[begin RECORDS PROVIDED]

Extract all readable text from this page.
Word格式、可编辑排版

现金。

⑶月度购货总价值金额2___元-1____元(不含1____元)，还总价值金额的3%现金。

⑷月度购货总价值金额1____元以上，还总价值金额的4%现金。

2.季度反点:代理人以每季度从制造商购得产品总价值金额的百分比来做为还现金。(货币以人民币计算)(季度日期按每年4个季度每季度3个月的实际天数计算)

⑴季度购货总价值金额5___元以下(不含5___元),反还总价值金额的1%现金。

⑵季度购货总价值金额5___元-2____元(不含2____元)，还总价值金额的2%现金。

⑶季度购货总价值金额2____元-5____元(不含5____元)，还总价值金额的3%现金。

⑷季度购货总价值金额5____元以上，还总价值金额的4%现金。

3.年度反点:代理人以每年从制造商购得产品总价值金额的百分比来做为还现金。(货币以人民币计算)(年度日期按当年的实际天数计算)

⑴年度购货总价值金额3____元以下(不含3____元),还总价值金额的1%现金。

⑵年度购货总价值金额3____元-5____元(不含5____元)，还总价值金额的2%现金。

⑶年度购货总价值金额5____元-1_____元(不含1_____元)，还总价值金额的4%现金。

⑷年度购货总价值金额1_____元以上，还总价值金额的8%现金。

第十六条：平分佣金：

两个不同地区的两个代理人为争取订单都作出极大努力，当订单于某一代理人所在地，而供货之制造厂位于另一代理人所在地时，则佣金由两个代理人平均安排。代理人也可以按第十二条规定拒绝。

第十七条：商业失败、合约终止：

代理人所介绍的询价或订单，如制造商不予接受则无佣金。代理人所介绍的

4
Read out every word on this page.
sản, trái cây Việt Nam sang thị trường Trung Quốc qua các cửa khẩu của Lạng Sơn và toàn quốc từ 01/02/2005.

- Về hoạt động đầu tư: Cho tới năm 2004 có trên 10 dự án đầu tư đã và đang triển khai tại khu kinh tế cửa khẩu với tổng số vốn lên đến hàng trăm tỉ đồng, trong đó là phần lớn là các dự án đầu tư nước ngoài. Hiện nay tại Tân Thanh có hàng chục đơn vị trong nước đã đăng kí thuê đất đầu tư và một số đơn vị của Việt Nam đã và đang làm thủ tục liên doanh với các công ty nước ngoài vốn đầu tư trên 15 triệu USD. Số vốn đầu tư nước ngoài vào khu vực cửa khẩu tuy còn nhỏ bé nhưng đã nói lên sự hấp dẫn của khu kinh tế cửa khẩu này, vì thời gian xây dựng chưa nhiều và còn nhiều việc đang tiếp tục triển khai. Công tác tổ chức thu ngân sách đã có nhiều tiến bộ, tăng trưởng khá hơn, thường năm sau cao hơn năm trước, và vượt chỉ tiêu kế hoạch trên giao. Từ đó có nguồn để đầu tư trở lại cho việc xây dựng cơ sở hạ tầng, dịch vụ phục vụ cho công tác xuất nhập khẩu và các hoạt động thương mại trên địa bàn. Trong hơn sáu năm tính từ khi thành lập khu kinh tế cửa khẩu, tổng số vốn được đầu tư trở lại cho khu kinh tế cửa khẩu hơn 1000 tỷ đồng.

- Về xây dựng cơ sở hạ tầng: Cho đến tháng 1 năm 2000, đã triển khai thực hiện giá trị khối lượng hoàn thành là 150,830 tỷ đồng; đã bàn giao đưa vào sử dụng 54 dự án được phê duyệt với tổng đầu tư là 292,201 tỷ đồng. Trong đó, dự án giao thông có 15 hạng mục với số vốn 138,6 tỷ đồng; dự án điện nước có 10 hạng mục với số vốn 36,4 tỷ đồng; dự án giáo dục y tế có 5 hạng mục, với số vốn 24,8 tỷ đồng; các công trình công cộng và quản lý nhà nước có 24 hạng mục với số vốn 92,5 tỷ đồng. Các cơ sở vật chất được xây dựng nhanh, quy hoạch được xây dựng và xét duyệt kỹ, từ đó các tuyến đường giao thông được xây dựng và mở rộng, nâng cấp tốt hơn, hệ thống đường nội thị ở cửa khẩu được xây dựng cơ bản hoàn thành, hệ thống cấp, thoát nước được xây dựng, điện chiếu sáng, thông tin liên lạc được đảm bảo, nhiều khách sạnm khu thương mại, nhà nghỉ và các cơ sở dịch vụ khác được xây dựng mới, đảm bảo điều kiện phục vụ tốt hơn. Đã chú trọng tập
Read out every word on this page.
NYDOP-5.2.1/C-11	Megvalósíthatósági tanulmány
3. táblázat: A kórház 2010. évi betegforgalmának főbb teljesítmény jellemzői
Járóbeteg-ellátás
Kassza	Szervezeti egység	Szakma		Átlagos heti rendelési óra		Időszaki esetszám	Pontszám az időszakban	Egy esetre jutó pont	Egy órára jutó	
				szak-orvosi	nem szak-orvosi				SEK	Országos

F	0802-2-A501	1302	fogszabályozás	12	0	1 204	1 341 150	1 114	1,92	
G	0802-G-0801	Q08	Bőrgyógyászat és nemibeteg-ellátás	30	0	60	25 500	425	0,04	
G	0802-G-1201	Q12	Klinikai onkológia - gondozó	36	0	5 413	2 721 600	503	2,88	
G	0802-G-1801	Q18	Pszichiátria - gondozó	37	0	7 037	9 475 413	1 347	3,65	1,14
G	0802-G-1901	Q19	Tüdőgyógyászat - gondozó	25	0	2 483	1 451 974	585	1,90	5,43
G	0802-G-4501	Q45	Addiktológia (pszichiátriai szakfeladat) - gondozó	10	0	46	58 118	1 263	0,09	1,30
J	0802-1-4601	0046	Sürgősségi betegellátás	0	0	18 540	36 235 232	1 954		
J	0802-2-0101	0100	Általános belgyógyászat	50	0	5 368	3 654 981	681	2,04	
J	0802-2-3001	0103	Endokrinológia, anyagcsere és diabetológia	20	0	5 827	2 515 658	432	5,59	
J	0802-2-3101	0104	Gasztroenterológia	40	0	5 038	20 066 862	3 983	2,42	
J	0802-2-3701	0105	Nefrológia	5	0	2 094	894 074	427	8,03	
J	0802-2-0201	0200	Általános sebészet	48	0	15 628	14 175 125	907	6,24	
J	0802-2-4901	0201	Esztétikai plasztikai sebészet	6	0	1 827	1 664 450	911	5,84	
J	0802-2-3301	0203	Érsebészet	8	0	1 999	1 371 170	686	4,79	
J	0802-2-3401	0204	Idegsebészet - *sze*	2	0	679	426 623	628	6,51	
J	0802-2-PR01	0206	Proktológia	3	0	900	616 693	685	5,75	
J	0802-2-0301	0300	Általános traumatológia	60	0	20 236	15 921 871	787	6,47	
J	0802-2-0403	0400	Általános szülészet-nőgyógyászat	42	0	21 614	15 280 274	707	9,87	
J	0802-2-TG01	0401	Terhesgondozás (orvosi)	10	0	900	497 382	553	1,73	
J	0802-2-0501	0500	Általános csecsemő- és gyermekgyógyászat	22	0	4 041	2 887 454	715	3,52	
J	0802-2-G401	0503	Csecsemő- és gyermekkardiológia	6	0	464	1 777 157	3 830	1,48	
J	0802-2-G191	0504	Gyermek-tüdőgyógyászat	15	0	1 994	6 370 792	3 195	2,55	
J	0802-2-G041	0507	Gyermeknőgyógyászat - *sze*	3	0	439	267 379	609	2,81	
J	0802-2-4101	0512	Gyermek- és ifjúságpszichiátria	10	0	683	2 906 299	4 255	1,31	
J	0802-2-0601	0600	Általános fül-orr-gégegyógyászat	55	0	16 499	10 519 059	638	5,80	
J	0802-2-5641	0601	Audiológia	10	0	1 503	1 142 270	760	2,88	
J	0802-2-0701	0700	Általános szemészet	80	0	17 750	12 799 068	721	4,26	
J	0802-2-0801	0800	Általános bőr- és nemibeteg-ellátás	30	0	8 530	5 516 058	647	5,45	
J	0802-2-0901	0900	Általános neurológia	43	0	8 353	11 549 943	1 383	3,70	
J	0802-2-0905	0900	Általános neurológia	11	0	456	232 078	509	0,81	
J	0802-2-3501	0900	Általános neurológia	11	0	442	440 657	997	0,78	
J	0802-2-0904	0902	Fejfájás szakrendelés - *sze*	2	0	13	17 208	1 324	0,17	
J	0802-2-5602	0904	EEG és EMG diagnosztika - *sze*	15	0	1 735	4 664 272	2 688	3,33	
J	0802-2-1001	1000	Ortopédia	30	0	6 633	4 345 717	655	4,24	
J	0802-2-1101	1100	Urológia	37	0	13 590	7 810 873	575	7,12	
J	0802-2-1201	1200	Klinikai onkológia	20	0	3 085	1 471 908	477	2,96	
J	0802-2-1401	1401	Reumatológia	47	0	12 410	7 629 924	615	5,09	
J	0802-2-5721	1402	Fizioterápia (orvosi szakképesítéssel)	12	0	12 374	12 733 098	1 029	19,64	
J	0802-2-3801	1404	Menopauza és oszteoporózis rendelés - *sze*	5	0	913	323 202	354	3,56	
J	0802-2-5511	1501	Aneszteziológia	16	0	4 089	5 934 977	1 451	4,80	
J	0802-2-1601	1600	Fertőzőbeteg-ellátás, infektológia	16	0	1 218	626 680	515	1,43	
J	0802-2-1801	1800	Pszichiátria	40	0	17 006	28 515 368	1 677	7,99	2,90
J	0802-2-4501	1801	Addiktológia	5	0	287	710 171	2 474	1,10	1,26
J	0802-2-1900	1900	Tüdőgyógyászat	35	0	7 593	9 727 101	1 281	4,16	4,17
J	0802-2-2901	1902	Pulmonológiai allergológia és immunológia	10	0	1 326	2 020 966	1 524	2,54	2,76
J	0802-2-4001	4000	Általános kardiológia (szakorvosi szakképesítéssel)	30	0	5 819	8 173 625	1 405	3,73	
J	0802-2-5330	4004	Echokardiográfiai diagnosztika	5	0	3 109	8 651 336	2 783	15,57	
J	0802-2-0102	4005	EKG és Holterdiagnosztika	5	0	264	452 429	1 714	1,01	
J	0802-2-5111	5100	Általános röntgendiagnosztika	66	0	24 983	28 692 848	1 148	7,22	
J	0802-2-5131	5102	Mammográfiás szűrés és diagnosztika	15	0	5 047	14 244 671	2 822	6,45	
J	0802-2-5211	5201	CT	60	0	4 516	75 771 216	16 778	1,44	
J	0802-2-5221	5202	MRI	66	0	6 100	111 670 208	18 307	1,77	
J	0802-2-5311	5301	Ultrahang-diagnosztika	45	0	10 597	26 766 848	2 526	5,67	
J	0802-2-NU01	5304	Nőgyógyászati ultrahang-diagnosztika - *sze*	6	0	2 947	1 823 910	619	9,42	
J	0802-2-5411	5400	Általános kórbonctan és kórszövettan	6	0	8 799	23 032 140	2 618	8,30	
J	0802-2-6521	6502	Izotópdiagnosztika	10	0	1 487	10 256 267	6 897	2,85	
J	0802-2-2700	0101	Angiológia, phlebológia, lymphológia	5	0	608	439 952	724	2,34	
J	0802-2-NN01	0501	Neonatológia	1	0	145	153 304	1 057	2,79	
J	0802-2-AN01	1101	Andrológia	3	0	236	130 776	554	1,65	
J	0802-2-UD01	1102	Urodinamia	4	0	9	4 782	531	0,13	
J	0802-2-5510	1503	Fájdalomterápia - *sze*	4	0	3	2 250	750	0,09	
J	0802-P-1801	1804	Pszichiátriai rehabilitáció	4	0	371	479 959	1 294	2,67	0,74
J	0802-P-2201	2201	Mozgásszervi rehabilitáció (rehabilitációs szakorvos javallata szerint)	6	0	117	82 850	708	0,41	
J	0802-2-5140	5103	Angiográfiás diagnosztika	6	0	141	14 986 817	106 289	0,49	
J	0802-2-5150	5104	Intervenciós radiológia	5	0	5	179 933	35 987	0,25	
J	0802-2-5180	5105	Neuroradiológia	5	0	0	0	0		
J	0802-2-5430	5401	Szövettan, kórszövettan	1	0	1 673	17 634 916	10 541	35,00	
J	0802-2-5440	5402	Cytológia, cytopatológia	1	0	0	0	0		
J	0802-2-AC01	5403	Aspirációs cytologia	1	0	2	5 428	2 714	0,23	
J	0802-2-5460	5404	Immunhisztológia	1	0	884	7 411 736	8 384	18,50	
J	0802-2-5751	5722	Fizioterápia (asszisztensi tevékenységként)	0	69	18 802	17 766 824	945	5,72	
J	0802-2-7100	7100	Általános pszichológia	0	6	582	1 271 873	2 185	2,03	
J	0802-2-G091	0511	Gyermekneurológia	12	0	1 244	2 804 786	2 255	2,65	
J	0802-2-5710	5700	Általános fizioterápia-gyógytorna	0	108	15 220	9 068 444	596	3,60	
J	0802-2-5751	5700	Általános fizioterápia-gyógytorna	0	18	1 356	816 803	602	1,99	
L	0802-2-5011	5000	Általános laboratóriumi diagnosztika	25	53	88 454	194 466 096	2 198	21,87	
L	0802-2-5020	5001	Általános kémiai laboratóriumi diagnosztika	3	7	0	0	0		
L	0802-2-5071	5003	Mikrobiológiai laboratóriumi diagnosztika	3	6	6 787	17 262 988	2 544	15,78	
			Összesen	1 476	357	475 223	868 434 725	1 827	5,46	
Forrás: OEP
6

[end RECORDS PROVIDED]

Your answer should be a single number: the count of lines in the data that include the word "rehabilitáció".

2